**SHORT EXERCISE:** Set down the records once more, please, exactly and with the pictures left out.

**MATERIAL TO PROCESS:**
------------

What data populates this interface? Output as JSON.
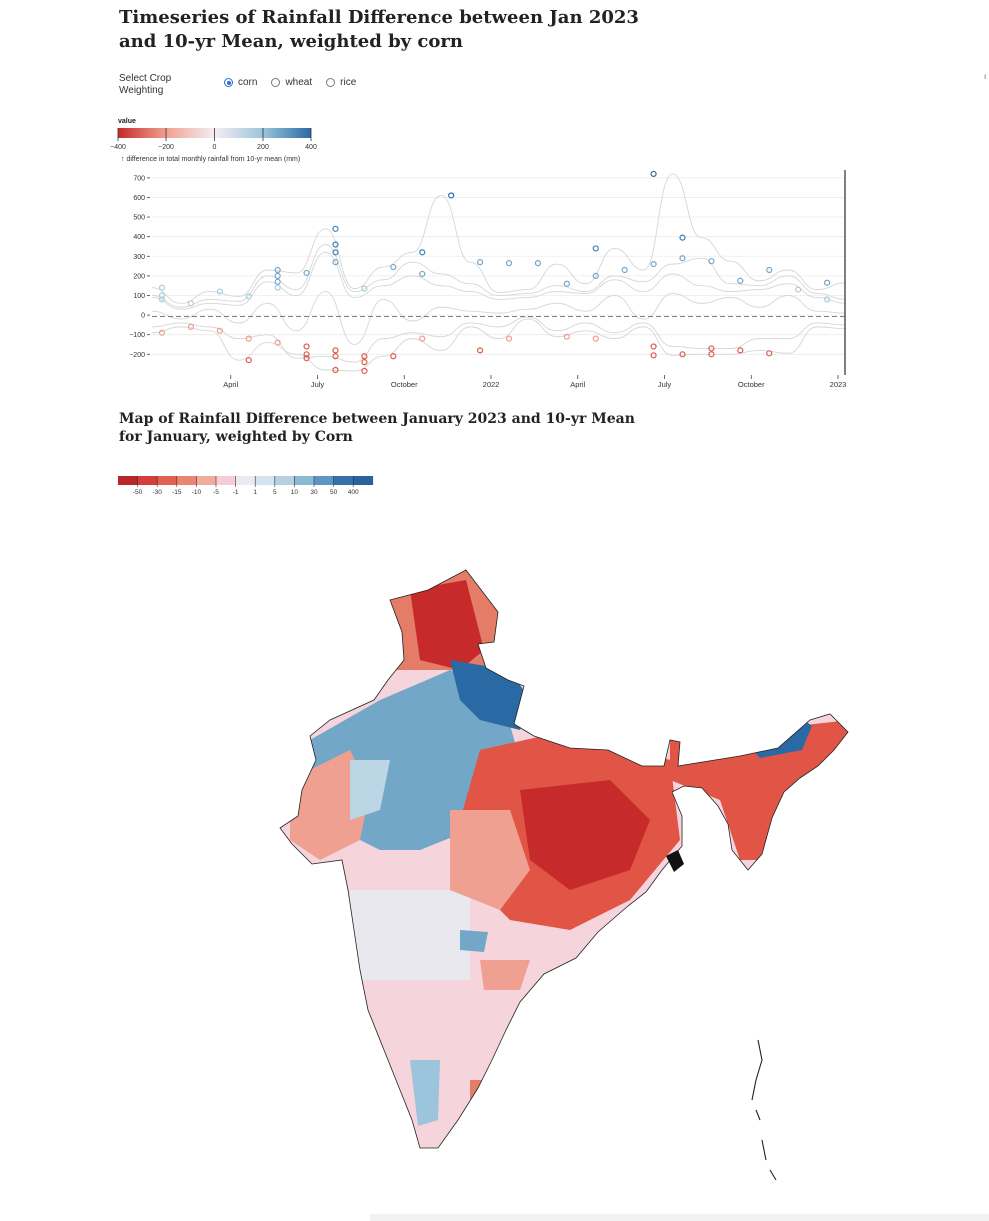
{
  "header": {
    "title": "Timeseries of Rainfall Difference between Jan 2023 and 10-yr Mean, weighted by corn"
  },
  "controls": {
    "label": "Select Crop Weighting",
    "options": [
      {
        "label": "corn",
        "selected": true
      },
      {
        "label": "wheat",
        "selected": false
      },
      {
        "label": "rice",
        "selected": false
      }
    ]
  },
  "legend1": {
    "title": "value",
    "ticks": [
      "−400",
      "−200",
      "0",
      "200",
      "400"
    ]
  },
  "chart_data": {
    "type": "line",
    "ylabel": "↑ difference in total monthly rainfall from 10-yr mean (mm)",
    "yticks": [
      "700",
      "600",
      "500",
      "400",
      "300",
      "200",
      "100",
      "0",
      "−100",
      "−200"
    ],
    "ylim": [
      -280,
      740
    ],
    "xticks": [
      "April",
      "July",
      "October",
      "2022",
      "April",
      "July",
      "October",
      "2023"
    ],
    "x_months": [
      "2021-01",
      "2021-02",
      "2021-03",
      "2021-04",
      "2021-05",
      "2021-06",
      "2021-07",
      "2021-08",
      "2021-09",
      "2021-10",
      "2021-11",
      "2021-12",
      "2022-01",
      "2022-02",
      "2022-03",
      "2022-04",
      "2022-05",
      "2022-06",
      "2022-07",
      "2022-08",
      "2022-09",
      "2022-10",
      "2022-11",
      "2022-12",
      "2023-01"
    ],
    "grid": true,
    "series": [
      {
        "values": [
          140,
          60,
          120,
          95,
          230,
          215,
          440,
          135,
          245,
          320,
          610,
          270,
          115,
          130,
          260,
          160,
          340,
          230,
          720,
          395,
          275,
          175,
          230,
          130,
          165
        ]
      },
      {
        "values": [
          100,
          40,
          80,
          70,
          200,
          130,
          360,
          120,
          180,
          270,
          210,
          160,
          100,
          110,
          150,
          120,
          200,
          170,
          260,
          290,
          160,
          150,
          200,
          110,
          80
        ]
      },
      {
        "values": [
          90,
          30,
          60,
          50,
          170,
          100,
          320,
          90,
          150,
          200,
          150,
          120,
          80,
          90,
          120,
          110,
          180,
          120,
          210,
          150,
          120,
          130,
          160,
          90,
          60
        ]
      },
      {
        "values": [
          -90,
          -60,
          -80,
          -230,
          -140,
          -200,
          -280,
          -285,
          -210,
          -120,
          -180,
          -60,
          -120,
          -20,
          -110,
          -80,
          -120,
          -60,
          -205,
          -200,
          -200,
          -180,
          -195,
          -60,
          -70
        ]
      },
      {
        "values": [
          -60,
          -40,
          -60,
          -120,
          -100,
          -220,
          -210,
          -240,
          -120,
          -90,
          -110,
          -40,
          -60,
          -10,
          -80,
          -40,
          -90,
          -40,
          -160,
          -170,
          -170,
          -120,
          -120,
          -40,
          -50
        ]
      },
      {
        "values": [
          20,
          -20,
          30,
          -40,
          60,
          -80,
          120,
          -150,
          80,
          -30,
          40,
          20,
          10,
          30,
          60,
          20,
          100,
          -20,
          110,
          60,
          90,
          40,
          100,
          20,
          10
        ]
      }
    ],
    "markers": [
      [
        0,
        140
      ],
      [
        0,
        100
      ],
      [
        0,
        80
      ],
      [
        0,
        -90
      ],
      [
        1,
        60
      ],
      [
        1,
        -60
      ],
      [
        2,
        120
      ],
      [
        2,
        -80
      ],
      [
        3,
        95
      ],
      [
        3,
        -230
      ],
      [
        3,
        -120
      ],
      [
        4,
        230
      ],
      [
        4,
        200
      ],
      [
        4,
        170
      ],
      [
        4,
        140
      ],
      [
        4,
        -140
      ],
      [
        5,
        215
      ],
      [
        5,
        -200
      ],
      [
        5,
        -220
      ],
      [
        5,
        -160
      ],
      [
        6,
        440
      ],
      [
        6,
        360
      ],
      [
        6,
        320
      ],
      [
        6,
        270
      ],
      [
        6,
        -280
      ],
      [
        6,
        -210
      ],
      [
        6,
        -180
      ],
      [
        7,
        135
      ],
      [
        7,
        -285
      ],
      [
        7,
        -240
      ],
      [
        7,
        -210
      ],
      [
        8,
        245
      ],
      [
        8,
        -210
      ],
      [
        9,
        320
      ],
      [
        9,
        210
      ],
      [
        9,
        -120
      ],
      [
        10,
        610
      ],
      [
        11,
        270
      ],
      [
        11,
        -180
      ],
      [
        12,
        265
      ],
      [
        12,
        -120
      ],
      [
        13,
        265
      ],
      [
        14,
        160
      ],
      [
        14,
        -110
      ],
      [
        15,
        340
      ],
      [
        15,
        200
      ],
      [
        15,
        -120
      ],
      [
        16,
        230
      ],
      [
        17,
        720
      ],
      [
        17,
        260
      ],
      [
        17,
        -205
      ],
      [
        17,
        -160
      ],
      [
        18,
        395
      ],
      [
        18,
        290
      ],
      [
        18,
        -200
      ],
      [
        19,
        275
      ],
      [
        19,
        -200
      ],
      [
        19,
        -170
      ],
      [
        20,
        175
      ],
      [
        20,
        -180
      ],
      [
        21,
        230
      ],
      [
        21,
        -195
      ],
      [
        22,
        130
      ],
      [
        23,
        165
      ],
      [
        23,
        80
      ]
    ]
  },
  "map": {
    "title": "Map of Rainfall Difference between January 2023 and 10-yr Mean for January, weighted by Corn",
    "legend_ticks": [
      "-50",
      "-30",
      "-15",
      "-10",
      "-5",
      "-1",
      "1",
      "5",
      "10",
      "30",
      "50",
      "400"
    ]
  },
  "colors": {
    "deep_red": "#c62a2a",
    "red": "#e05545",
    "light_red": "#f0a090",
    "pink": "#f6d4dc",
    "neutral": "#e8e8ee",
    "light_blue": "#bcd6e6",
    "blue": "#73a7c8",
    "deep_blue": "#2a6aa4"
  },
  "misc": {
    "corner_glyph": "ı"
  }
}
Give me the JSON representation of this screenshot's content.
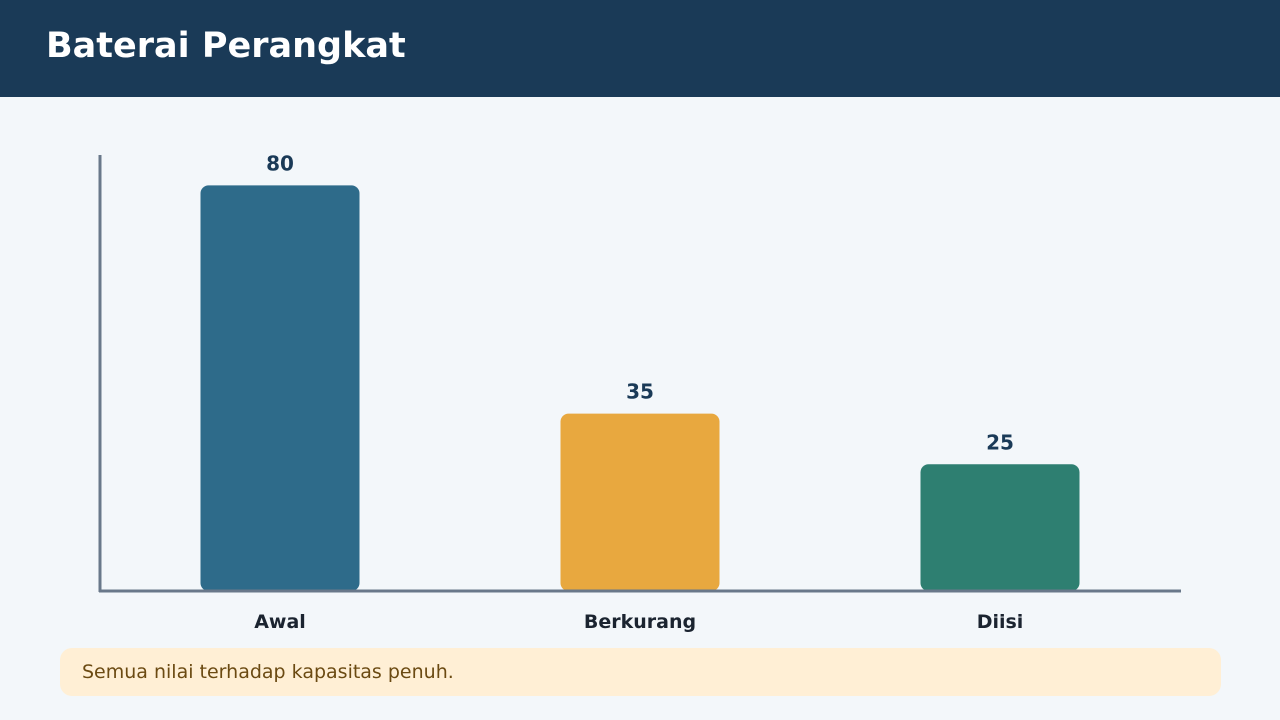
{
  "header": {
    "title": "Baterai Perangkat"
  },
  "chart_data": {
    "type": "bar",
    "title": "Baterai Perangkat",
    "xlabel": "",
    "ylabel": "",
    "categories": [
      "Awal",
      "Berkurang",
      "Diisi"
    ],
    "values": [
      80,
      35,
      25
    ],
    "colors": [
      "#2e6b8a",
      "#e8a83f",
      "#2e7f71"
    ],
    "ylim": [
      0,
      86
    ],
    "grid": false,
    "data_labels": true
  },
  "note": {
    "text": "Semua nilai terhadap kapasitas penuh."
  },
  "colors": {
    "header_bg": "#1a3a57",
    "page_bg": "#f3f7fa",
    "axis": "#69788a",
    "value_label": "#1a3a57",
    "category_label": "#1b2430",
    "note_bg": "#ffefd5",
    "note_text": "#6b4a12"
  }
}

------------

**SOLUTION FOR THIS EXERCISE:**
What data populates this interface? Output as JSON.
{
  "header": {
    "title": "Timeseries of Rainfall Difference between Jan 2023 and 10-yr Mean, weighted by corn"
  },
  "controls": {
    "label": "Select Crop Weighting",
    "options": [
      {
        "label": "corn",
        "selected": true
      },
      {
        "label": "wheat",
        "selected": false
      },
      {
        "label": "rice",
        "selected": false
      }
    ]
  },
  "legend1": {
    "title": "value",
    "ticks": [
      "−400",
      "−200",
      "0",
      "200",
      "400"
    ]
  },
  "chart_data": {
    "type": "line",
    "ylabel": "↑ difference in total monthly rainfall from 10-yr mean (mm)",
    "yticks": [
      "700",
      "600",
      "500",
      "400",
      "300",
      "200",
      "100",
      "0",
      "−100",
      "−200"
    ],
    "ylim": [
      -280,
      740
    ],
    "xticks": [
      "April",
      "July",
      "October",
      "2022",
      "April",
      "July",
      "October",
      "2023"
    ],
    "x_months": [
      "2021-01",
      "2021-02",
      "2021-03",
      "2021-04",
      "2021-05",
      "2021-06",
      "2021-07",
      "2021-08",
      "2021-09",
      "2021-10",
      "2021-11",
      "2021-12",
      "2022-01",
      "2022-02",
      "2022-03",
      "2022-04",
      "2022-05",
      "2022-06",
      "2022-07",
      "2022-08",
      "2022-09",
      "2022-10",
      "2022-11",
      "2022-12",
      "2023-01"
    ],
    "grid": true,
    "series": [
      {
        "values": [
          140,
          60,
          120,
          95,
          230,
          215,
          440,
          135,
          245,
          320,
          610,
          270,
          115,
          130,
          260,
          160,
          340,
          230,
          720,
          395,
          275,
          175,
          230,
          130,
          165
        ]
      },
      {
        "values": [
          100,
          40,
          80,
          70,
          200,
          130,
          360,
          120,
          180,
          270,
          210,
          160,
          100,
          110,
          150,
          120,
          200,
          170,
          260,
          290,
          160,
          150,
          200,
          110,
          80
        ]
      },
      {
        "values": [
          90,
          30,
          60,
          50,
          170,
          100,
          320,
          90,
          150,
          200,
          150,
          120,
          80,
          90,
          120,
          110,
          180,
          120,
          210,
          150,
          120,
          130,
          160,
          90,
          60
        ]
      },
      {
        "values": [
          -90,
          -60,
          -80,
          -230,
          -140,
          -200,
          -280,
          -285,
          -210,
          -120,
          -180,
          -60,
          -120,
          -20,
          -110,
          -80,
          -120,
          -60,
          -205,
          -200,
          -200,
          -180,
          -195,
          -60,
          -70
        ]
      },
      {
        "values": [
          -60,
          -40,
          -60,
          -120,
          -100,
          -220,
          -210,
          -240,
          -120,
          -90,
          -110,
          -40,
          -60,
          -10,
          -80,
          -40,
          -90,
          -40,
          -160,
          -170,
          -170,
          -120,
          -120,
          -40,
          -50
        ]
      },
      {
        "values": [
          20,
          -20,
          30,
          -40,
          60,
          -80,
          120,
          -150,
          80,
          -30,
          40,
          20,
          10,
          30,
          60,
          20,
          100,
          -20,
          110,
          60,
          90,
          40,
          100,
          20,
          10
        ]
      }
    ],
    "markers": [
      [
        0,
        140
      ],
      [
        0,
        100
      ],
      [
        0,
        80
      ],
      [
        0,
        -90
      ],
      [
        1,
        60
      ],
      [
        1,
        -60
      ],
      [
        2,
        120
      ],
      [
        2,
        -80
      ],
      [
        3,
        95
      ],
      [
        3,
        -230
      ],
      [
        3,
        -120
      ],
      [
        4,
        230
      ],
      [
        4,
        200
      ],
      [
        4,
        170
      ],
      [
        4,
        140
      ],
      [
        4,
        -140
      ],
      [
        5,
        215
      ],
      [
        5,
        -200
      ],
      [
        5,
        -220
      ],
      [
        5,
        -160
      ],
      [
        6,
        440
      ],
      [
        6,
        360
      ],
      [
        6,
        320
      ],
      [
        6,
        270
      ],
      [
        6,
        -280
      ],
      [
        6,
        -210
      ],
      [
        6,
        -180
      ],
      [
        7,
        135
      ],
      [
        7,
        -285
      ],
      [
        7,
        -240
      ],
      [
        7,
        -210
      ],
      [
        8,
        245
      ],
      [
        8,
        -210
      ],
      [
        9,
        320
      ],
      [
        9,
        210
      ],
      [
        9,
        -120
      ],
      [
        10,
        610
      ],
      [
        11,
        270
      ],
      [
        11,
        -180
      ],
      [
        12,
        265
      ],
      [
        12,
        -120
      ],
      [
        13,
        265
      ],
      [
        14,
        160
      ],
      [
        14,
        -110
      ],
      [
        15,
        340
      ],
      [
        15,
        200
      ],
      [
        15,
        -120
      ],
      [
        16,
        230
      ],
      [
        17,
        720
      ],
      [
        17,
        260
      ],
      [
        17,
        -205
      ],
      [
        17,
        -160
      ],
      [
        18,
        395
      ],
      [
        18,
        290
      ],
      [
        18,
        -200
      ],
      [
        19,
        275
      ],
      [
        19,
        -200
      ],
      [
        19,
        -170
      ],
      [
        20,
        175
      ],
      [
        20,
        -180
      ],
      [
        21,
        230
      ],
      [
        21,
        -195
      ],
      [
        22,
        130
      ],
      [
        23,
        165
      ],
      [
        23,
        80
      ]
    ]
  },
  "map": {
    "title": "Map of Rainfall Difference between January 2023 and 10-yr Mean for January, weighted by Corn",
    "legend_ticks": [
      "-50",
      "-30",
      "-15",
      "-10",
      "-5",
      "-1",
      "1",
      "5",
      "10",
      "30",
      "50",
      "400"
    ]
  },
  "colors": {
    "deep_red": "#c62a2a",
    "red": "#e05545",
    "light_red": "#f0a090",
    "pink": "#f6d4dc",
    "neutral": "#e8e8ee",
    "light_blue": "#bcd6e6",
    "blue": "#73a7c8",
    "deep_blue": "#2a6aa4"
  },
  "misc": {
    "corner_glyph": "ı"
  }
}
Give me the JSON representation of this screenshot's content.
{
  "header": {
    "title": "Baterai Perangkat"
  },
  "chart_data": {
    "type": "bar",
    "title": "Baterai Perangkat",
    "xlabel": "",
    "ylabel": "",
    "categories": [
      "Awal",
      "Berkurang",
      "Diisi"
    ],
    "values": [
      80,
      35,
      25
    ],
    "colors": [
      "#2e6b8a",
      "#e8a83f",
      "#2e7f71"
    ],
    "ylim": [
      0,
      86
    ],
    "grid": false,
    "data_labels": true
  },
  "note": {
    "text": "Semua nilai terhadap kapasitas penuh."
  },
  "colors": {
    "header_bg": "#1a3a57",
    "page_bg": "#f3f7fa",
    "axis": "#69788a",
    "value_label": "#1a3a57",
    "category_label": "#1b2430",
    "note_bg": "#ffefd5",
    "note_text": "#6b4a12"
  }
}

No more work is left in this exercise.